● **Problem to work on**: Reproduce each line exactly.

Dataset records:
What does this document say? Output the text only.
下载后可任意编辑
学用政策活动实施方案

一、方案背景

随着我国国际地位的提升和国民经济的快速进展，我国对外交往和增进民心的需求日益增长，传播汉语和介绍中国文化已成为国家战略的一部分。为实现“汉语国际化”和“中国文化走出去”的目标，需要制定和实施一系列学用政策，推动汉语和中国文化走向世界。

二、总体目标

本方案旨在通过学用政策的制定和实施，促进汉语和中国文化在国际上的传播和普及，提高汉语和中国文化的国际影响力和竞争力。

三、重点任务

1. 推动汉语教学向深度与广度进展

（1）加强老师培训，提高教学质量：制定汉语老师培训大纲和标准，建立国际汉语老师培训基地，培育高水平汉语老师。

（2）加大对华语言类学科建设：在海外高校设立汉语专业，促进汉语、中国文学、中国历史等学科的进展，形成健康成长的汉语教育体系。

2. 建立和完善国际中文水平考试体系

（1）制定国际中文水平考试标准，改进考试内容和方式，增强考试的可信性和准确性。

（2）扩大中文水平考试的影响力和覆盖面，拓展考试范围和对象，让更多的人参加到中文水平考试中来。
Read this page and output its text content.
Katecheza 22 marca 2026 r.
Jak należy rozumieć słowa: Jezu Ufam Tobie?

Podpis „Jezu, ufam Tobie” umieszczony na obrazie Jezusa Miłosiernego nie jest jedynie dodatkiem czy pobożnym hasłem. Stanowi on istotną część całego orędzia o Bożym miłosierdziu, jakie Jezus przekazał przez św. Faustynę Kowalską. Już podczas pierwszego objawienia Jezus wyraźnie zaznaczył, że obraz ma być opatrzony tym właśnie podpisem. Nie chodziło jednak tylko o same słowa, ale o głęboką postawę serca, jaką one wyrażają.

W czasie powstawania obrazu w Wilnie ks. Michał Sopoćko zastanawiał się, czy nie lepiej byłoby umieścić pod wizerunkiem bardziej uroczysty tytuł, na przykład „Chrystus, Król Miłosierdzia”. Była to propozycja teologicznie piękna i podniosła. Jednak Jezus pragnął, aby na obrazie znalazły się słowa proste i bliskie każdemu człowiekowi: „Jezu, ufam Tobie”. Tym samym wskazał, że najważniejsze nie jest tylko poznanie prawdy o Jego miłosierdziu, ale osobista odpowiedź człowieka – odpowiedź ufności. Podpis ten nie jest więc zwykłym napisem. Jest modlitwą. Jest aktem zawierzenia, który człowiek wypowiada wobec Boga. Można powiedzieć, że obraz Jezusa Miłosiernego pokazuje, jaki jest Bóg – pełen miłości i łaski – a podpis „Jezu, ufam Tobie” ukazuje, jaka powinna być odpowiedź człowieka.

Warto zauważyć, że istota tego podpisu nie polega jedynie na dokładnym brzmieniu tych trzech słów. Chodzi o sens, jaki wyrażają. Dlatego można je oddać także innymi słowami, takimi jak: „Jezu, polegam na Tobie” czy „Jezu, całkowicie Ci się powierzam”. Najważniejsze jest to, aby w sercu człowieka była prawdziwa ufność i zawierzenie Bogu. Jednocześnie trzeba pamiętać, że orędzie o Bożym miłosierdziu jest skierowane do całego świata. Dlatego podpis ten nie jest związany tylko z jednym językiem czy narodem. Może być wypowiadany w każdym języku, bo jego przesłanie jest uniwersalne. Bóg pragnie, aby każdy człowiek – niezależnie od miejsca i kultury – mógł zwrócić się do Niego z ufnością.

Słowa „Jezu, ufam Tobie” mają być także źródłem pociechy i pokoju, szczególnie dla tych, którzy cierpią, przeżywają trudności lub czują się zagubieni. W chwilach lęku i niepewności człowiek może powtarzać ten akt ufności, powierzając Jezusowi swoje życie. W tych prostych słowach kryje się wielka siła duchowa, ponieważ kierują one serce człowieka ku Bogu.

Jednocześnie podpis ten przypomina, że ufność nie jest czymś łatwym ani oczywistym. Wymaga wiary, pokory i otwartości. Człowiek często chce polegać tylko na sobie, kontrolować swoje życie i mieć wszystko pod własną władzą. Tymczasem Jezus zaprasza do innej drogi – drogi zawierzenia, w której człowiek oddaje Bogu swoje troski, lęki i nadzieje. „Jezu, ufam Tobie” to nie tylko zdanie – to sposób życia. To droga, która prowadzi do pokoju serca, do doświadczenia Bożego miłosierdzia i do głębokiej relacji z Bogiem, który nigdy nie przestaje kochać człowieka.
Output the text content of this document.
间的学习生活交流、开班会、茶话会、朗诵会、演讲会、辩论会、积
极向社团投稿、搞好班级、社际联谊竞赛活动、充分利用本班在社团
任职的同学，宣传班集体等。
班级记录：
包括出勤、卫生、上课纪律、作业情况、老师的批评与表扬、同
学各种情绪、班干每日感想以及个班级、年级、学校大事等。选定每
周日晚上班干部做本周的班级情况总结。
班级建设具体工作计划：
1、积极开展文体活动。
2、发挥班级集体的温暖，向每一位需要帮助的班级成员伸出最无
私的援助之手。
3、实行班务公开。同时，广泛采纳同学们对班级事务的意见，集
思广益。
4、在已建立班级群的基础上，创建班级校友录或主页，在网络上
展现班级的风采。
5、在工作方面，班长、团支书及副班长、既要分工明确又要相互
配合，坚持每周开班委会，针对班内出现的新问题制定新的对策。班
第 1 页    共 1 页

● **Solution to the exercise**:
What does this document say? Output the text only.
下载后可任意编辑
学用政策活动实施方案

一、方案背景

随着我国国际地位的提升和国民经济的快速进展，我国对外交往和增进民心的需求日益增长，传播汉语和介绍中国文化已成为国家战略的一部分。为实现“汉语国际化”和“中国文化走出去”的目标，需要制定和实施一系列学用政策，推动汉语和中国文化走向世界。

二、总体目标

本方案旨在通过学用政策的制定和实施，促进汉语和中国文化在国际上的传播和普及，提高汉语和中国文化的国际影响力和竞争力。

三、重点任务

1. 推动汉语教学向深度与广度进展

（1）加强老师培训，提高教学质量：制定汉语老师培训大纲和标准，建立国际汉语老师培训基地，培育高水平汉语老师。

（2）加大对华语言类学科建设：在海外高校设立汉语专业，促进汉语、中国文学、中国历史等学科的进展，形成健康成长的汉语教育体系。

2. 建立和完善国际中文水平考试体系

（1）制定国际中文水平考试标准，改进考试内容和方式，增强考试的可信性和准确性。

（2）扩大中文水平考试的影响力和覆盖面，拓展考试范围和对象，让更多的人参加到中文水平考试中来。
Read this page and output its text content.
Katecheza 22 marca 2026 r.
Jak należy rozumieć słowa: Jezu Ufam Tobie?

Podpis „Jezu, ufam Tobie” umieszczony na obrazie Jezusa Miłosiernego nie jest jedynie dodatkiem czy pobożnym hasłem. Stanowi on istotną część całego orędzia o Bożym miłosierdziu, jakie Jezus przekazał przez św. Faustynę Kowalską. Już podczas pierwszego objawienia Jezus wyraźnie zaznaczył, że obraz ma być opatrzony tym właśnie podpisem. Nie chodziło jednak tylko o same słowa, ale o głęboką postawę serca, jaką one wyrażają.

W czasie powstawania obrazu w Wilnie ks. Michał Sopoćko zastanawiał się, czy nie lepiej byłoby umieścić pod wizerunkiem bardziej uroczysty tytuł, na przykład „Chrystus, Król Miłosierdzia”. Była to propozycja teologicznie piękna i podniosła. Jednak Jezus pragnął, aby na obrazie znalazły się słowa proste i bliskie każdemu człowiekowi: „Jezu, ufam Tobie”. Tym samym wskazał, że najważniejsze nie jest tylko poznanie prawdy o Jego miłosierdziu, ale osobista odpowiedź człowieka – odpowiedź ufności. Podpis ten nie jest więc zwykłym napisem. Jest modlitwą. Jest aktem zawierzenia, który człowiek wypowiada wobec Boga. Można powiedzieć, że obraz Jezusa Miłosiernego pokazuje, jaki jest Bóg – pełen miłości i łaski – a podpis „Jezu, ufam Tobie” ukazuje, jaka powinna być odpowiedź człowieka.

Warto zauważyć, że istota tego podpisu nie polega jedynie na dokładnym brzmieniu tych trzech słów. Chodzi o sens, jaki wyrażają. Dlatego można je oddać także innymi słowami, takimi jak: „Jezu, polegam na Tobie” czy „Jezu, całkowicie Ci się powierzam”. Najważniejsze jest to, aby w sercu człowieka była prawdziwa ufność i zawierzenie Bogu. Jednocześnie trzeba pamiętać, że orędzie o Bożym miłosierdziu jest skierowane do całego świata. Dlatego podpis ten nie jest związany tylko z jednym językiem czy narodem. Może być wypowiadany w każdym języku, bo jego przesłanie jest uniwersalne. Bóg pragnie, aby każdy człowiek – niezależnie od miejsca i kultury – mógł zwrócić się do Niego z ufnością.

Słowa „Jezu, ufam Tobie” mają być także źródłem pociechy i pokoju, szczególnie dla tych, którzy cierpią, przeżywają trudności lub czują się zagubieni. W chwilach lęku i niepewności człowiek może powtarzać ten akt ufności, powierzając Jezusowi swoje życie. W tych prostych słowach kryje się wielka siła duchowa, ponieważ kierują one serce człowieka ku Bogu.

Jednocześnie podpis ten przypomina, że ufność nie jest czymś łatwym ani oczywistym. Wymaga wiary, pokory i otwartości. Człowiek często chce polegać tylko na sobie, kontrolować swoje życie i mieć wszystko pod własną władzą. Tymczasem Jezus zaprasza do innej drogi – drogi zawierzenia, w której człowiek oddaje Bogu swoje troski, lęki i nadzieje. „Jezu, ufam Tobie” to nie tylko zdanie – to sposób życia. To droga, która prowadzi do pokoju serca, do doświadczenia Bożego miłosierdzia i do głębokiej relacji z Bogiem, który nigdy nie przestaje kochać człowieka.
Output the text content of this document.
间的学习生活交流、开班会、茶话会、朗诵会、演讲会、辩论会、积
极向社团投稿、搞好班级、社际联谊竞赛活动、充分利用本班在社团
任职的同学，宣传班集体等。
班级记录：
包括出勤、卫生、上课纪律、作业情况、老师的批评与表扬、同
学各种情绪、班干每日感想以及个班级、年级、学校大事等。选定每
周日晚上班干部做本周的班级情况总结。
班级建设具体工作计划：
1、积极开展文体活动。
2、发挥班级集体的温暖，向每一位需要帮助的班级成员伸出最无
私的援助之手。
3、实行班务公开。同时，广泛采纳同学们对班级事务的意见，集
思广益。
4、在已建立班级群的基础上，创建班级校友录或主页，在网络上
展现班级的风采。
5、在工作方面，班长、团支书及副班长、既要分工明确又要相互
配合，坚持每周开班委会，针对班内出现的新问题制定新的对策。班
第 1 页    共 1 页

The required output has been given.